## EXERCISE GOAL
Transcribe the records below exactly as they appear.
--- BEGIN INFORMATION GIVEN ---
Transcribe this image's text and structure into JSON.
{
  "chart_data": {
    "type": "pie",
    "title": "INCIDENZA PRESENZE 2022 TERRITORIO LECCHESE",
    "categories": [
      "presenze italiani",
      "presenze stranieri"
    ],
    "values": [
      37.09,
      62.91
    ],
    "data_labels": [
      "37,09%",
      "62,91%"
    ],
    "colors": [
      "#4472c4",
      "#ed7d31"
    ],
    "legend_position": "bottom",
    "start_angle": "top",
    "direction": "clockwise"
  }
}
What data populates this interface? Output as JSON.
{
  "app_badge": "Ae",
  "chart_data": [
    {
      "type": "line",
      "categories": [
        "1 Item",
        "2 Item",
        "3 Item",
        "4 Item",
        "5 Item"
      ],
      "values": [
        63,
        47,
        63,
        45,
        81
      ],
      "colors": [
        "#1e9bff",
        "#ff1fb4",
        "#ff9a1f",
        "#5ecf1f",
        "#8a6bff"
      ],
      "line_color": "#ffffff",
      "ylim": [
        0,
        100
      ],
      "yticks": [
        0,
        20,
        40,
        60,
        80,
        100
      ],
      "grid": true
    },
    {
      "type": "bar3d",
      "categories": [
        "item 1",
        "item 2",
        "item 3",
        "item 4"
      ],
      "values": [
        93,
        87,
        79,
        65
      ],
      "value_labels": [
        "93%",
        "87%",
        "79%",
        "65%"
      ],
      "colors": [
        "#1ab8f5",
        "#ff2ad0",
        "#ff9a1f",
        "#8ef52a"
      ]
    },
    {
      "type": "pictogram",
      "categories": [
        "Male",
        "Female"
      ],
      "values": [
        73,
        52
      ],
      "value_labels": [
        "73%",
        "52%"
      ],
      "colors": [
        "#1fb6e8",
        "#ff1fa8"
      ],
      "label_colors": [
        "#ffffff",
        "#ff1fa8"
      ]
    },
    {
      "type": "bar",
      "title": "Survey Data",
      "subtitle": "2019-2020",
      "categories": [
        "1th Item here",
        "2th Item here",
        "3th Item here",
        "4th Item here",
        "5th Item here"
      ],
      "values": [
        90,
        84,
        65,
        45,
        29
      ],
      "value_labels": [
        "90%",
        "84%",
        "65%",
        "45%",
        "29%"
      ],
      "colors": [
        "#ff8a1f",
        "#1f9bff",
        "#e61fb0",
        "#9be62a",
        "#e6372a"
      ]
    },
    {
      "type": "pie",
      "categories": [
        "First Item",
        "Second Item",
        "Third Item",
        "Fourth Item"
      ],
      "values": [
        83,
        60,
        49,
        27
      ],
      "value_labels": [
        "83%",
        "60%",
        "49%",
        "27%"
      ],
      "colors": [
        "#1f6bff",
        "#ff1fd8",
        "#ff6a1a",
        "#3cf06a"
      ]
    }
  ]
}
--- END INFORMATION GIVEN ---
## FINISHED ANSWER
Transcribe this image's text and structure into JSON.
{
  "chart_data": {
    "type": "pie",
    "title": "INCIDENZA PRESENZE 2022 TERRITORIO LECCHESE",
    "categories": [
      "presenze italiani",
      "presenze stranieri"
    ],
    "values": [
      37.09,
      62.91
    ],
    "data_labels": [
      "37,09%",
      "62,91%"
    ],
    "colors": [
      "#4472c4",
      "#ed7d31"
    ],
    "legend_position": "bottom",
    "start_angle": "top",
    "direction": "clockwise"
  }
}
What data populates this interface? Output as JSON.
{
  "app_badge": "Ae",
  "chart_data": [
    {
      "type": "line",
      "categories": [
        "1 Item",
        "2 Item",
        "3 Item",
        "4 Item",
        "5 Item"
      ],
      "values": [
        63,
        47,
        63,
        45,
        81
      ],
      "colors": [
        "#1e9bff",
        "#ff1fb4",
        "#ff9a1f",
        "#5ecf1f",
        "#8a6bff"
      ],
      "line_color": "#ffffff",
      "ylim": [
        0,
        100
      ],
      "yticks": [
        0,
        20,
        40,
        60,
        80,
        100
      ],
      "grid": true
    },
    {
      "type": "bar3d",
      "categories": [
        "item 1",
        "item 2",
        "item 3",
        "item 4"
      ],
      "values": [
        93,
        87,
        79,
        65
      ],
      "value_labels": [
        "93%",
        "87%",
        "79%",
        "65%"
      ],
      "colors": [
        "#1ab8f5",
        "#ff2ad0",
        "#ff9a1f",
        "#8ef52a"
      ]
    },
    {
      "type": "pictogram",
      "categories": [
        "Male",
        "Female"
      ],
      "values": [
        73,
        52
      ],
      "value_labels": [
        "73%",
        "52%"
      ],
      "colors": [
        "#1fb6e8",
        "#ff1fa8"
      ],
      "label_colors": [
        "#ffffff",
        "#ff1fa8"
      ]
    },
    {
      "type": "bar",
      "title": "Survey Data",
      "subtitle": "2019-2020",
      "categories": [
        "1th Item here",
        "2th Item here",
        "3th Item here",
        "4th Item here",
        "5th Item here"
      ],
      "values": [
        90,
        84,
        65,
        45,
        29
      ],
      "value_labels": [
        "90%",
        "84%",
        "65%",
        "45%",
        "29%"
      ],
      "colors": [
        "#ff8a1f",
        "#1f9bff",
        "#e61fb0",
        "#9be62a",
        "#e6372a"
      ]
    },
    {
      "type": "pie",
      "categories": [
        "First Item",
        "Second Item",
        "Third Item",
        "Fourth Item"
      ],
      "values": [
        83,
        60,
        49,
        27
      ],
      "value_labels": [
        "83%",
        "60%",
        "49%",
        "27%"
      ],
      "colors": [
        "#1f6bff",
        "#ff1fd8",
        "#ff6a1a",
        "#3cf06a"
      ]
    }
  ]
}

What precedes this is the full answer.